:: Short task ::
How many lines in the records below hold the string "eines"? Please answer with the number and nothing more.

:: Records supplied ::

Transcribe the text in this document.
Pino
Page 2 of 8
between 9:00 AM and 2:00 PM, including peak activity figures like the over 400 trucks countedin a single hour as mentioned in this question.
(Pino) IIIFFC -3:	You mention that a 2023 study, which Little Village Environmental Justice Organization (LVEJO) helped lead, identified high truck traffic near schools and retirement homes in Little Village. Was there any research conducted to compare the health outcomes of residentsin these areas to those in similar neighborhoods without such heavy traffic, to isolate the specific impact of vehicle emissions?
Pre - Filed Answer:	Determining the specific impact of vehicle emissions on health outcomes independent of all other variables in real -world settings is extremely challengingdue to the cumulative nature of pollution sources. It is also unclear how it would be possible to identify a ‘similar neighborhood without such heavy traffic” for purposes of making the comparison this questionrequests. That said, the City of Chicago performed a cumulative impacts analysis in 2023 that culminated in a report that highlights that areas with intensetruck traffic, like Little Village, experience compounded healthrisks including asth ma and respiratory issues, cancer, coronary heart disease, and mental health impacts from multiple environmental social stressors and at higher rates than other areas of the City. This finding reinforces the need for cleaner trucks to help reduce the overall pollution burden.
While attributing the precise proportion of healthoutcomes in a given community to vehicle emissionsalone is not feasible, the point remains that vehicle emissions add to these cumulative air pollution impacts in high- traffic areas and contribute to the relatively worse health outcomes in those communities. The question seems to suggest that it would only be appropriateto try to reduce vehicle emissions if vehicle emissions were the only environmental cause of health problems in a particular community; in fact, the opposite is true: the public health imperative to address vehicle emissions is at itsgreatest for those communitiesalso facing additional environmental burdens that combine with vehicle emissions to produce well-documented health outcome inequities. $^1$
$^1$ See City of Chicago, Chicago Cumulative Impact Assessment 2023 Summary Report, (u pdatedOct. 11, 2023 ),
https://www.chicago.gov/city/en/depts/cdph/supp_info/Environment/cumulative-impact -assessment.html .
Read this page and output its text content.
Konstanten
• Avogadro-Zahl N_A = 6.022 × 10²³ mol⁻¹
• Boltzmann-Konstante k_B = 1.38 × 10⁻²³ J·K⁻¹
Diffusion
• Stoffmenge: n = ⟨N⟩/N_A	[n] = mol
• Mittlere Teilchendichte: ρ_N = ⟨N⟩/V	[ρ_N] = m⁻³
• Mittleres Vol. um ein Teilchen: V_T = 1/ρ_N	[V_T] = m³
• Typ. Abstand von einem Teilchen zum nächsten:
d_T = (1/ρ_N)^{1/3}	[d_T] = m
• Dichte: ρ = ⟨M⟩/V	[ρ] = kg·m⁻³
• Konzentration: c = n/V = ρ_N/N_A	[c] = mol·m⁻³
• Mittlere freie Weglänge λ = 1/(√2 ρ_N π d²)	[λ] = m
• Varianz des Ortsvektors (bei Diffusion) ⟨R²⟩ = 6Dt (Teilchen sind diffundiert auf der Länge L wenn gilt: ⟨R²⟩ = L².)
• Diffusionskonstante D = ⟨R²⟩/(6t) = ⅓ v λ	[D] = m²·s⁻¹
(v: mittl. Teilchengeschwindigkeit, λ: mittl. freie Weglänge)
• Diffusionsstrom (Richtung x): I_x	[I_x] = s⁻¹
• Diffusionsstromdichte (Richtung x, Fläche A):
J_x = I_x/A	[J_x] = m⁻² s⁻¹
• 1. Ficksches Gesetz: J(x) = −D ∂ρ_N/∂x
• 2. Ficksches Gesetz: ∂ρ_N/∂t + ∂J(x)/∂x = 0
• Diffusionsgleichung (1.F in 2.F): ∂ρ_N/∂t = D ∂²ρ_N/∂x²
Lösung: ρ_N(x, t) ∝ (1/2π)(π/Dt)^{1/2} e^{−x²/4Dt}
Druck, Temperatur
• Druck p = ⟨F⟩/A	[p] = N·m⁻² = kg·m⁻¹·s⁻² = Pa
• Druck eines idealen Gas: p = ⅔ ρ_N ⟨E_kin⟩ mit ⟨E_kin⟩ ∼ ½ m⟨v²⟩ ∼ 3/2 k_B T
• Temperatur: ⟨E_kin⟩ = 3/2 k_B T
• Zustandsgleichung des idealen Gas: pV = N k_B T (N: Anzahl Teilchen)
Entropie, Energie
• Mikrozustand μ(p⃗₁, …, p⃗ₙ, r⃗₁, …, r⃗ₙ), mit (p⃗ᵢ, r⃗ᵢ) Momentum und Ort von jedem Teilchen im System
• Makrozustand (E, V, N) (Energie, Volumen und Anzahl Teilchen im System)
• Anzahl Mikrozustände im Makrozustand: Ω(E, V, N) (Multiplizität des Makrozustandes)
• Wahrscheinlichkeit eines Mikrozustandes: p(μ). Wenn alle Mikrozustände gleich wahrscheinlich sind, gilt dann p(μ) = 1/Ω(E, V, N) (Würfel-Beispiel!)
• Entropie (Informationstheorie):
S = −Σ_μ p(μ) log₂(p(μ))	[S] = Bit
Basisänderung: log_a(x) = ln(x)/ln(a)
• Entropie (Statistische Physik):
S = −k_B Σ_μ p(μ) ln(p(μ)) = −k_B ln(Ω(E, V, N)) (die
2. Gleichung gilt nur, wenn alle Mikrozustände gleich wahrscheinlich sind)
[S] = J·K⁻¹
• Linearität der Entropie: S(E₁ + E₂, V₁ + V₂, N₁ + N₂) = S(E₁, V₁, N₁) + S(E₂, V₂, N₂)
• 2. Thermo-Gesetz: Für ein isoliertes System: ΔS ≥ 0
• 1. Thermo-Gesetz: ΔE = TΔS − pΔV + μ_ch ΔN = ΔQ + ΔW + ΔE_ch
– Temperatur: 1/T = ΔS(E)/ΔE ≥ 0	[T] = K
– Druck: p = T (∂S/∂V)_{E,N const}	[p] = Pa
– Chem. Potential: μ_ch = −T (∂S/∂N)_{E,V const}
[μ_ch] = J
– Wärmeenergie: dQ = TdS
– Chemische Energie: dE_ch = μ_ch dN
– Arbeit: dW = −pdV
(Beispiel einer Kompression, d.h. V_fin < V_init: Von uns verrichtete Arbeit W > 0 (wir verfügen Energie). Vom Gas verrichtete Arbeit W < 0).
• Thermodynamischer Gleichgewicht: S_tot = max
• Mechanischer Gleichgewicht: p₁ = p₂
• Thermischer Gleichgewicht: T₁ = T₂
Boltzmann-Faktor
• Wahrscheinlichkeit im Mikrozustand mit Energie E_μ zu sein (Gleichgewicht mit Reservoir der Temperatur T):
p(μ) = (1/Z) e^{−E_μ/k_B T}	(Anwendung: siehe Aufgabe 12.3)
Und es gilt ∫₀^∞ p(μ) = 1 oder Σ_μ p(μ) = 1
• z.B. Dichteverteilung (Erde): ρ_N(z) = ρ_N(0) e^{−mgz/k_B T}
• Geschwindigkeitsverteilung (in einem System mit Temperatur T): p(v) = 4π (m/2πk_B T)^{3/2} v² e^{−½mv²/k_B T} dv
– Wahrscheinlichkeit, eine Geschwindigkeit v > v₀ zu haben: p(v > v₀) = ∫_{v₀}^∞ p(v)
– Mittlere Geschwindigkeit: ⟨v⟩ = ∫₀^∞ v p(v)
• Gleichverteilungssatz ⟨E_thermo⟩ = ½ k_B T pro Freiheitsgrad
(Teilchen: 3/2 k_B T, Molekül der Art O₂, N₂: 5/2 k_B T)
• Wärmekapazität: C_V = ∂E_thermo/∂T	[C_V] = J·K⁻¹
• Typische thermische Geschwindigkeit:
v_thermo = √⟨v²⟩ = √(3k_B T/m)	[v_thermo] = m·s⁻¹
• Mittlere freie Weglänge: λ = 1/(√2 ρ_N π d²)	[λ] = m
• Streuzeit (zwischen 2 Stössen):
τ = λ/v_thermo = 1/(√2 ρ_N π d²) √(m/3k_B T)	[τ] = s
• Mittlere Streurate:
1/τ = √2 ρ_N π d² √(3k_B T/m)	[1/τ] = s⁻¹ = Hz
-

:: Output ::
2